Exercise directions:
Return the listing below word for word.

Dataset entries:
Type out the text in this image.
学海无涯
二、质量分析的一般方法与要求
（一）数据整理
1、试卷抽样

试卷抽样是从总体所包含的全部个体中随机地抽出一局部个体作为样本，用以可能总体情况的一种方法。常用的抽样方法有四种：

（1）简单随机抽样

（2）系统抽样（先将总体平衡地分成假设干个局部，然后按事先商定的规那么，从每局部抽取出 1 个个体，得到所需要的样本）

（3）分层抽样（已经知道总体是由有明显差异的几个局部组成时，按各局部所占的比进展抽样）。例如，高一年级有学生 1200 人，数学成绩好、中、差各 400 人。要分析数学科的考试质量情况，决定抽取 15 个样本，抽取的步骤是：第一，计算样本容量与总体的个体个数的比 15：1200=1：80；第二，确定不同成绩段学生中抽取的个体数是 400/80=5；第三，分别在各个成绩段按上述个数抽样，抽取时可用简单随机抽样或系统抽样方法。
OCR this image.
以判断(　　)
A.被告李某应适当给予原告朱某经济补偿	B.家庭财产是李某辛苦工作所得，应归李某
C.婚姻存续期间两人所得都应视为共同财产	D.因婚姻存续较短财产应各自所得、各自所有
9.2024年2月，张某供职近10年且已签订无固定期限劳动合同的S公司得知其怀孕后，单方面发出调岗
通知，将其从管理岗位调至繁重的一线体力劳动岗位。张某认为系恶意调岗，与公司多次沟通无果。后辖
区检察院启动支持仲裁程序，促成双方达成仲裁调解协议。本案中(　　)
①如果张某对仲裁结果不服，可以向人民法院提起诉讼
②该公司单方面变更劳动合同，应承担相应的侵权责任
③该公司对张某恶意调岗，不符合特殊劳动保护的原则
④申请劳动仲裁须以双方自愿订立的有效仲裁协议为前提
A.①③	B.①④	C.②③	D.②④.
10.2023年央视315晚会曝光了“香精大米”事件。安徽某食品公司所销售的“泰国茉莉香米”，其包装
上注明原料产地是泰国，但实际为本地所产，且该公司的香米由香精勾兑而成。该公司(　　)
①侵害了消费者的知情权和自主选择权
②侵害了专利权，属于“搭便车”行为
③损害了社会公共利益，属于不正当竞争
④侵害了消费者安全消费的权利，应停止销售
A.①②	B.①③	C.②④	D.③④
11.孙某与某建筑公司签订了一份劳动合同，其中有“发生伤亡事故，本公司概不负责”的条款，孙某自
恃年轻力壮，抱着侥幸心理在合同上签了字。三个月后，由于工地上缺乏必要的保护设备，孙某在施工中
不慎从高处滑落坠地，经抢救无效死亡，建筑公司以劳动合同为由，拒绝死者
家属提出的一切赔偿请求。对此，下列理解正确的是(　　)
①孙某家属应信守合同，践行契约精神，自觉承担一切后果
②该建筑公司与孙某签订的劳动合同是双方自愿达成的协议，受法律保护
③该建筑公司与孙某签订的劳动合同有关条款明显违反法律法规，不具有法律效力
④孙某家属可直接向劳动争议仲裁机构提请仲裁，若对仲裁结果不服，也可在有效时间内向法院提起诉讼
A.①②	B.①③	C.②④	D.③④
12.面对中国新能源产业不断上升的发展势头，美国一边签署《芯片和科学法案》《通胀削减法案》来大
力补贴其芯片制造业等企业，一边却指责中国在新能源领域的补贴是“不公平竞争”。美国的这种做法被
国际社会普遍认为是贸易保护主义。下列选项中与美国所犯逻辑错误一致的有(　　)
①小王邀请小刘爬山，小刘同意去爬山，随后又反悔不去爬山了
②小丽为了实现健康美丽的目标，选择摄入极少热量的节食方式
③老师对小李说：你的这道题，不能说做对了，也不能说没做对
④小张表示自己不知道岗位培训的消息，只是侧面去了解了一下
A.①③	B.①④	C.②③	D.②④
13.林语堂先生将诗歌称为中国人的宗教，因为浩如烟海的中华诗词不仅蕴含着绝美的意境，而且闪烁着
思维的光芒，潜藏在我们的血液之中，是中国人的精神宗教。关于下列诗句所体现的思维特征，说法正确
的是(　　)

The solution:
Type out the text in this image.
学海无涯
二、质量分析的一般方法与要求
（一）数据整理
1、试卷抽样

试卷抽样是从总体所包含的全部个体中随机地抽出一局部个体作为样本，用以可能总体情况的一种方法。常用的抽样方法有四种：

（1）简单随机抽样

（2）系统抽样（先将总体平衡地分成假设干个局部，然后按事先商定的规那么，从每局部抽取出 1 个个体，得到所需要的样本）

（3）分层抽样（已经知道总体是由有明显差异的几个局部组成时，按各局部所占的比进展抽样）。例如，高一年级有学生 1200 人，数学成绩好、中、差各 400 人。要分析数学科的考试质量情况，决定抽取 15 个样本，抽取的步骤是：第一，计算样本容量与总体的个体个数的比 15：1200=1：80；第二，确定不同成绩段学生中抽取的个体数是 400/80=5；第三，分别在各个成绩段按上述个数抽样，抽取时可用简单随机抽样或系统抽样方法。
OCR this image.
以判断(　　)
A.被告李某应适当给予原告朱某经济补偿	B.家庭财产是李某辛苦工作所得，应归李某
C.婚姻存续期间两人所得都应视为共同财产	D.因婚姻存续较短财产应各自所得、各自所有
9.2024年2月，张某供职近10年且已签订无固定期限劳动合同的S公司得知其怀孕后，单方面发出调岗
通知，将其从管理岗位调至繁重的一线体力劳动岗位。张某认为系恶意调岗，与公司多次沟通无果。后辖
区检察院启动支持仲裁程序，促成双方达成仲裁调解协议。本案中(　　)
①如果张某对仲裁结果不服，可以向人民法院提起诉讼
②该公司单方面变更劳动合同，应承担相应的侵权责任
③该公司对张某恶意调岗，不符合特殊劳动保护的原则
④申请劳动仲裁须以双方自愿订立的有效仲裁协议为前提
A.①③	B.①④	C.②③	D.②④.
10.2023年央视315晚会曝光了“香精大米”事件。安徽某食品公司所销售的“泰国茉莉香米”，其包装
上注明原料产地是泰国，但实际为本地所产，且该公司的香米由香精勾兑而成。该公司(　　)
①侵害了消费者的知情权和自主选择权
②侵害了专利权，属于“搭便车”行为
③损害了社会公共利益，属于不正当竞争
④侵害了消费者安全消费的权利，应停止销售
A.①②	B.①③	C.②④	D.③④
11.孙某与某建筑公司签订了一份劳动合同，其中有“发生伤亡事故，本公司概不负责”的条款，孙某自
恃年轻力壮，抱着侥幸心理在合同上签了字。三个月后，由于工地上缺乏必要的保护设备，孙某在施工中
不慎从高处滑落坠地，经抢救无效死亡，建筑公司以劳动合同为由，拒绝死者
家属提出的一切赔偿请求。对此，下列理解正确的是(　　)
①孙某家属应信守合同，践行契约精神，自觉承担一切后果
②该建筑公司与孙某签订的劳动合同是双方自愿达成的协议，受法律保护
③该建筑公司与孙某签订的劳动合同有关条款明显违反法律法规，不具有法律效力
④孙某家属可直接向劳动争议仲裁机构提请仲裁，若对仲裁结果不服，也可在有效时间内向法院提起诉讼
A.①②	B.①③	C.②④	D.③④
12.面对中国新能源产业不断上升的发展势头，美国一边签署《芯片和科学法案》《通胀削减法案》来大
力补贴其芯片制造业等企业，一边却指责中国在新能源领域的补贴是“不公平竞争”。美国的这种做法被
国际社会普遍认为是贸易保护主义。下列选项中与美国所犯逻辑错误一致的有(　　)
①小王邀请小刘爬山，小刘同意去爬山，随后又反悔不去爬山了
②小丽为了实现健康美丽的目标，选择摄入极少热量的节食方式
③老师对小李说：你的这道题，不能说做对了，也不能说没做对
④小张表示自己不知道岗位培训的消息，只是侧面去了解了一下
A.①③	B.①④	C.②③	D.②④
13.林语堂先生将诗歌称为中国人的宗教，因为浩如烟海的中华诗词不仅蕴含着绝美的意境，而且闪烁着
思维的光芒，潜藏在我们的血液之中，是中国人的精神宗教。关于下列诗句所体现的思维特征，说法正确
的是(　　)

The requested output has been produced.